Of all the lines in the material below, how many include the string "半导体器件"? Give the number only.

* [Entries]

•••••

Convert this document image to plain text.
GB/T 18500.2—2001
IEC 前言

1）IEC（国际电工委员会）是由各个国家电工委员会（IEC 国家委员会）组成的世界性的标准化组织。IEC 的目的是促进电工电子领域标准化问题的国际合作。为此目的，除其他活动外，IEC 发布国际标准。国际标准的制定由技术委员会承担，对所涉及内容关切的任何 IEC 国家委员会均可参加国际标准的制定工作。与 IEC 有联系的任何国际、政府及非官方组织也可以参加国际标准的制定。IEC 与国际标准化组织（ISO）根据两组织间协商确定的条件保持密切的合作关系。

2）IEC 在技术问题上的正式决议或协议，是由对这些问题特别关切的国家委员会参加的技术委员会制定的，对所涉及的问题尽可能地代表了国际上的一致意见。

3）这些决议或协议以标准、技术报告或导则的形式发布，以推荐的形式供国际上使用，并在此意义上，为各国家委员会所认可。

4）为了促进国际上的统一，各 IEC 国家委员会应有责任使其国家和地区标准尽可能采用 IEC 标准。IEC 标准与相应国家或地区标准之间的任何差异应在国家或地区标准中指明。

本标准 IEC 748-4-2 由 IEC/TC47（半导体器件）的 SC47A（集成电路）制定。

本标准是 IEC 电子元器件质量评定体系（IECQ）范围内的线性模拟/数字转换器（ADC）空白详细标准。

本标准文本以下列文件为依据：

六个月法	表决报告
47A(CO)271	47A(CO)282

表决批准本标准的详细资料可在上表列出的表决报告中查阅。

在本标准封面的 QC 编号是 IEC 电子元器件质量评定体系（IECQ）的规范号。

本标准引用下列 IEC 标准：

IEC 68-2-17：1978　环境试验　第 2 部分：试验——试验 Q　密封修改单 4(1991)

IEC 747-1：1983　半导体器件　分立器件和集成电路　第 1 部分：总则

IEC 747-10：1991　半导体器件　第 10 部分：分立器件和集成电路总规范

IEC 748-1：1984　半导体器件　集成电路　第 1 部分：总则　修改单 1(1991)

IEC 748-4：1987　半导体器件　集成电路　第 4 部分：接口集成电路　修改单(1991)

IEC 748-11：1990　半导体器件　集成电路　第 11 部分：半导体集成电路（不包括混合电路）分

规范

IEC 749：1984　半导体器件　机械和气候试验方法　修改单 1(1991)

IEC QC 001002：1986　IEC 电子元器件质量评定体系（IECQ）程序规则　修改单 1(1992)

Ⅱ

•••••

* [Solution for this problem]
7